## Instructions to follow
Set down each entry exactly as given; pictures should not appear in the copy.

## Data supplied

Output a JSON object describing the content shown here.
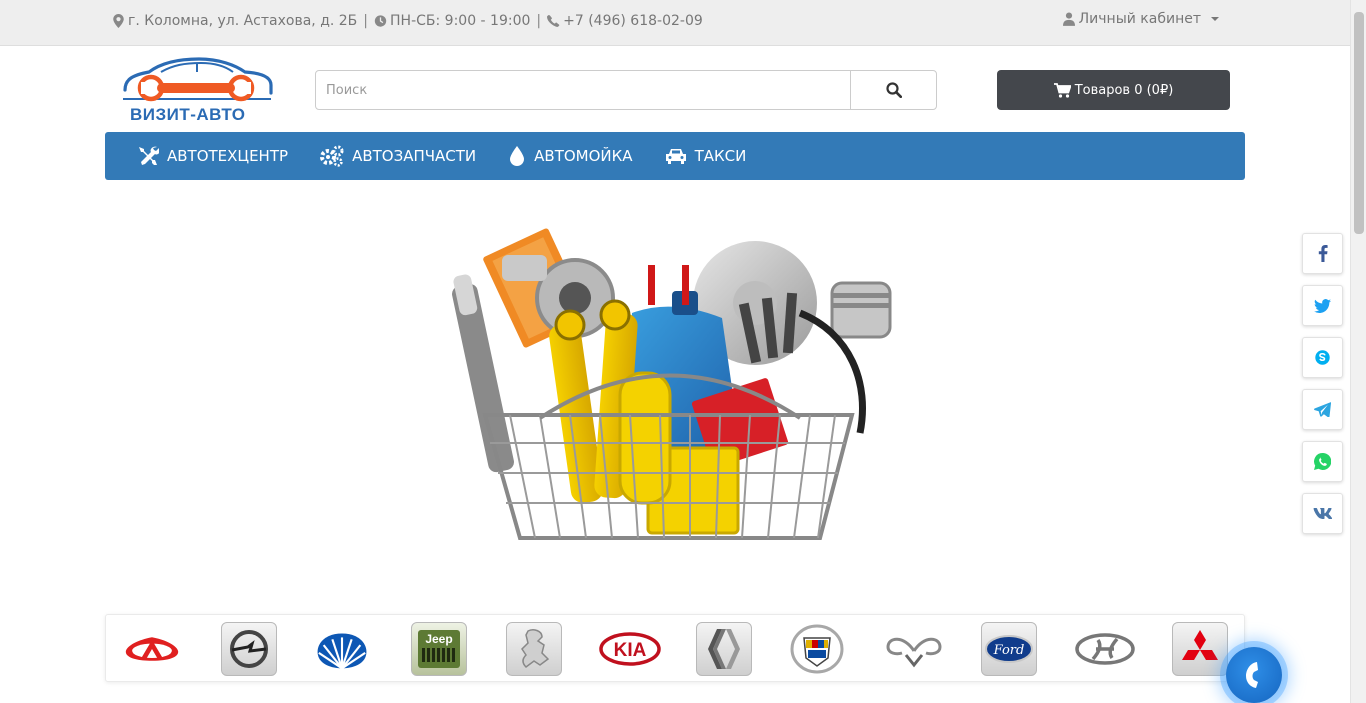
{
  "topbar": {
    "address": "г. Коломна, ул. Астахова, д. 2Б",
    "hours": "ПН-СБ: 9:00 - 19:00",
    "phone": "+7 (496) 618-02-09",
    "separator": "|",
    "account": "Личный кабинет"
  },
  "logo": {
    "text": "ВИЗИТ-АВТО"
  },
  "search": {
    "placeholder": "Поиск",
    "value": ""
  },
  "cart": {
    "label": "Товаров 0 (0₽)"
  },
  "nav": {
    "items": [
      {
        "label": "АВТОТЕХЦЕНТР",
        "icon": "wrench-screwdriver-icon"
      },
      {
        "label": "АВТОЗАПЧАСТИ",
        "icon": "gears-icon"
      },
      {
        "label": "АВТОМОЙКА",
        "icon": "droplet-icon"
      },
      {
        "label": "ТАКСИ",
        "icon": "car-icon"
      }
    ]
  },
  "hero": {
    "image": "basket-of-car-parts"
  },
  "social": [
    "facebook-icon",
    "twitter-icon",
    "skype-icon",
    "telegram-icon",
    "whatsapp-icon",
    "vk-icon"
  ],
  "brands": {
    "items": [
      {
        "name": "Chery",
        "icon": "chery-logo"
      },
      {
        "name": "Opel",
        "icon": "opel-logo"
      },
      {
        "name": "Daewoo",
        "icon": "daewoo-logo"
      },
      {
        "name": "Jeep",
        "icon": "jeep-logo",
        "text": "Jeep"
      },
      {
        "name": "Peugeot",
        "icon": "peugeot-logo"
      },
      {
        "name": "Kia",
        "icon": "kia-logo",
        "text": "KIA"
      },
      {
        "name": "Renault",
        "icon": "renault-logo"
      },
      {
        "name": "Cadillac",
        "icon": "cadillac-logo"
      },
      {
        "name": "SsangYong",
        "icon": "ssangyong-logo"
      },
      {
        "name": "Ford",
        "icon": "ford-logo",
        "text": "Ford"
      },
      {
        "name": "Hyundai",
        "icon": "hyundai-logo"
      },
      {
        "name": "Mitsubishi",
        "icon": "mitsubishi-logo"
      }
    ]
  },
  "colors": {
    "nav": "#337ab7",
    "cart": "#44474c",
    "logo_blue": "#2b6bb4",
    "logo_orange": "#ef5a24"
  }
}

## Response to this exercise
Output a JSON object describing the content shown here.
{
  "topbar": {
    "address": "г. Коломна, ул. Астахова, д. 2Б",
    "hours": "ПН-СБ: 9:00 - 19:00",
    "phone": "+7 (496) 618-02-09",
    "separator": "|",
    "account": "Личный кабинет"
  },
  "logo": {
    "text": "ВИЗИТ-АВТО"
  },
  "search": {
    "placeholder": "Поиск",
    "value": ""
  },
  "cart": {
    "label": "Товаров 0 (0₽)"
  },
  "nav": {
    "items": [
      {
        "label": "АВТОТЕХЦЕНТР",
        "icon": "wrench-screwdriver-icon"
      },
      {
        "label": "АВТОЗАПЧАСТИ",
        "icon": "gears-icon"
      },
      {
        "label": "АВТОМОЙКА",
        "icon": "droplet-icon"
      },
      {
        "label": "ТАКСИ",
        "icon": "car-icon"
      }
    ]
  },
  "hero": {
    "image": "basket-of-car-parts"
  },
  "social": [
    "facebook-icon",
    "twitter-icon",
    "skype-icon",
    "telegram-icon",
    "whatsapp-icon",
    "vk-icon"
  ],
  "brands": {
    "items": [
      {
        "name": "Chery",
        "icon": "chery-logo"
      },
      {
        "name": "Opel",
        "icon": "opel-logo"
      },
      {
        "name": "Daewoo",
        "icon": "daewoo-logo"
      },
      {
        "name": "Jeep",
        "icon": "jeep-logo",
        "text": "Jeep"
      },
      {
        "name": "Peugeot",
        "icon": "peugeot-logo"
      },
      {
        "name": "Kia",
        "icon": "kia-logo",
        "text": "KIA"
      },
      {
        "name": "Renault",
        "icon": "renault-logo"
      },
      {
        "name": "Cadillac",
        "icon": "cadillac-logo"
      },
      {
        "name": "SsangYong",
        "icon": "ssangyong-logo"
      },
      {
        "name": "Ford",
        "icon": "ford-logo",
        "text": "Ford"
      },
      {
        "name": "Hyundai",
        "icon": "hyundai-logo"
      },
      {
        "name": "Mitsubishi",
        "icon": "mitsubishi-logo"
      }
    ]
  },
  "colors": {
    "nav": "#337ab7",
    "cart": "#44474c",
    "logo_blue": "#2b6bb4",
    "logo_orange": "#ef5a24"
  }
}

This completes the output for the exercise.